Your copy of the material must match it exactly, except that pictures are dropped.

☆ ☆ ☆ ☆ ☆ ☆ ☆

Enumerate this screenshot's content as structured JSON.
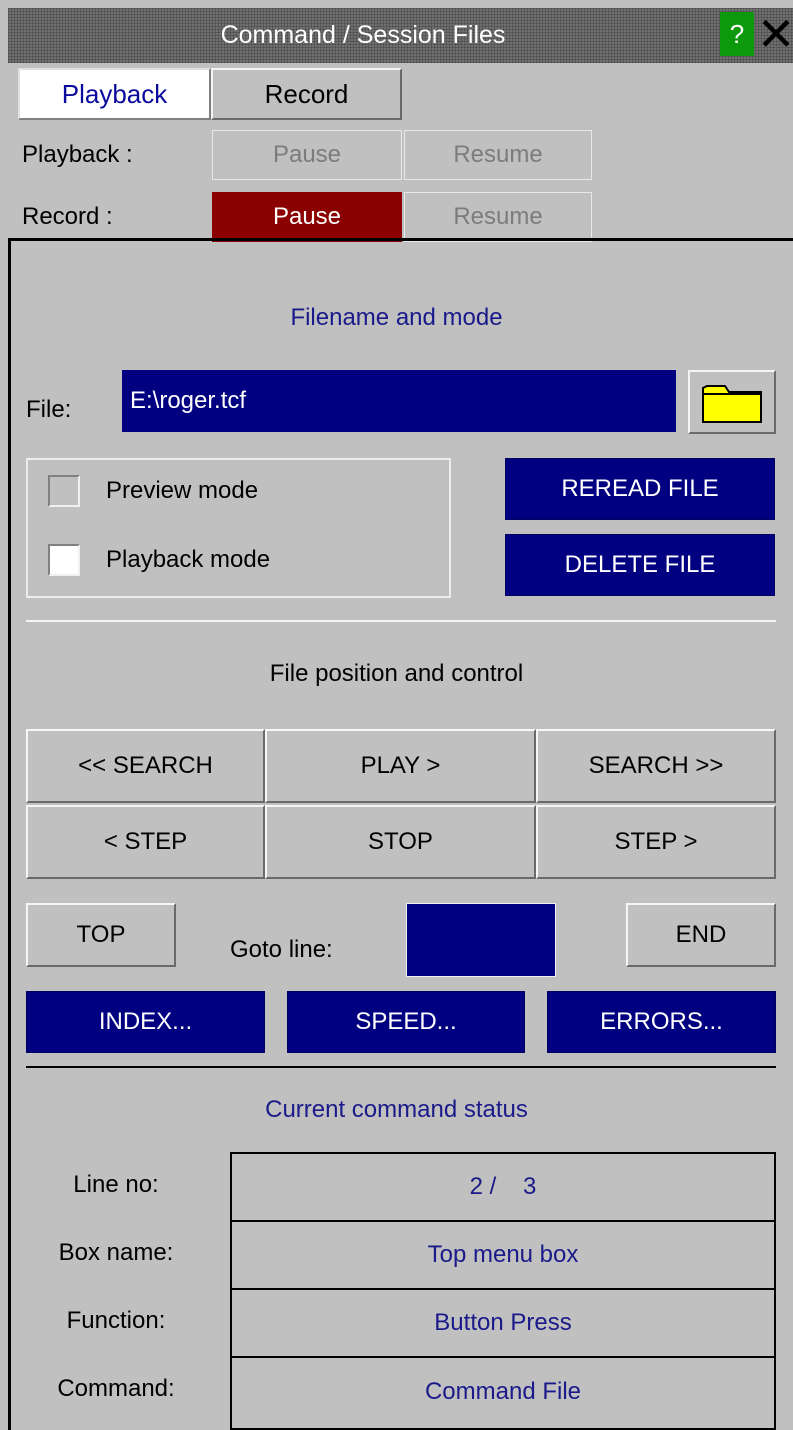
{
  "window": {
    "title": "Command / Session Files",
    "help_label": "?",
    "close_label": "✕"
  },
  "tabs": [
    {
      "label": "Playback",
      "active": true
    },
    {
      "label": "Record",
      "active": false
    }
  ],
  "controls": {
    "playback_label": "Playback :",
    "record_label": "Record :",
    "pause_label": "Pause",
    "resume_label": "Resume"
  },
  "filename_section": {
    "title": "Filename and mode",
    "file_label": "File:",
    "file_value": "E:\\roger.tcf",
    "folder_icon": "folder-icon",
    "preview_mode_label": "Preview mode",
    "preview_mode_checked": false,
    "playback_mode_label": "Playback mode",
    "playback_mode_checked": true,
    "reread_label": "REREAD FILE",
    "delete_label": "DELETE FILE"
  },
  "position_section": {
    "title": "File position and control",
    "search_back_label": "<< SEARCH",
    "play_label": "PLAY  >",
    "search_fwd_label": "SEARCH  >>",
    "step_back_label": "<  STEP",
    "stop_label": "STOP",
    "step_fwd_label": "STEP  >",
    "top_label": "TOP",
    "goto_label": "Goto line:",
    "goto_value": "",
    "end_label": "END",
    "index_label": "INDEX...",
    "speed_label": "SPEED...",
    "errors_label": "ERRORS..."
  },
  "status_section": {
    "title": "Current command status",
    "rows": [
      {
        "label": "Line no:",
        "value": "2 /    3"
      },
      {
        "label": "Box name:",
        "value": "Top menu box"
      },
      {
        "label": "Function:",
        "value": "Button Press"
      },
      {
        "label": "Command:",
        "value": "Command File"
      }
    ]
  },
  "colors": {
    "background": "#c0c0c0",
    "accent_blue": "#000080",
    "record_pause_red": "#8b0000",
    "help_green": "#0c9a0c",
    "text_blue": "#1a1a8a"
  }
}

☆ ☆ ☆ ☆ ☆ ☆ ☆

### Answer in full
Enumerate this screenshot's content as structured JSON.
{
  "window": {
    "title": "Command / Session Files",
    "help_label": "?",
    "close_label": "✕"
  },
  "tabs": [
    {
      "label": "Playback",
      "active": true
    },
    {
      "label": "Record",
      "active": false
    }
  ],
  "controls": {
    "playback_label": "Playback :",
    "record_label": "Record :",
    "pause_label": "Pause",
    "resume_label": "Resume"
  },
  "filename_section": {
    "title": "Filename and mode",
    "file_label": "File:",
    "file_value": "E:\\roger.tcf",
    "folder_icon": "folder-icon",
    "preview_mode_label": "Preview mode",
    "preview_mode_checked": false,
    "playback_mode_label": "Playback mode",
    "playback_mode_checked": true,
    "reread_label": "REREAD FILE",
    "delete_label": "DELETE FILE"
  },
  "position_section": {
    "title": "File position and control",
    "search_back_label": "<< SEARCH",
    "play_label": "PLAY  >",
    "search_fwd_label": "SEARCH  >>",
    "step_back_label": "<  STEP",
    "stop_label": "STOP",
    "step_fwd_label": "STEP  >",
    "top_label": "TOP",
    "goto_label": "Goto line:",
    "goto_value": "",
    "end_label": "END",
    "index_label": "INDEX...",
    "speed_label": "SPEED...",
    "errors_label": "ERRORS..."
  },
  "status_section": {
    "title": "Current command status",
    "rows": [
      {
        "label": "Line no:",
        "value": "2 /    3"
      },
      {
        "label": "Box name:",
        "value": "Top menu box"
      },
      {
        "label": "Function:",
        "value": "Button Press"
      },
      {
        "label": "Command:",
        "value": "Command File"
      }
    ]
  },
  "colors": {
    "background": "#c0c0c0",
    "accent_blue": "#000080",
    "record_pause_red": "#8b0000",
    "help_green": "#0c9a0c",
    "text_blue": "#1a1a8a"
  }
}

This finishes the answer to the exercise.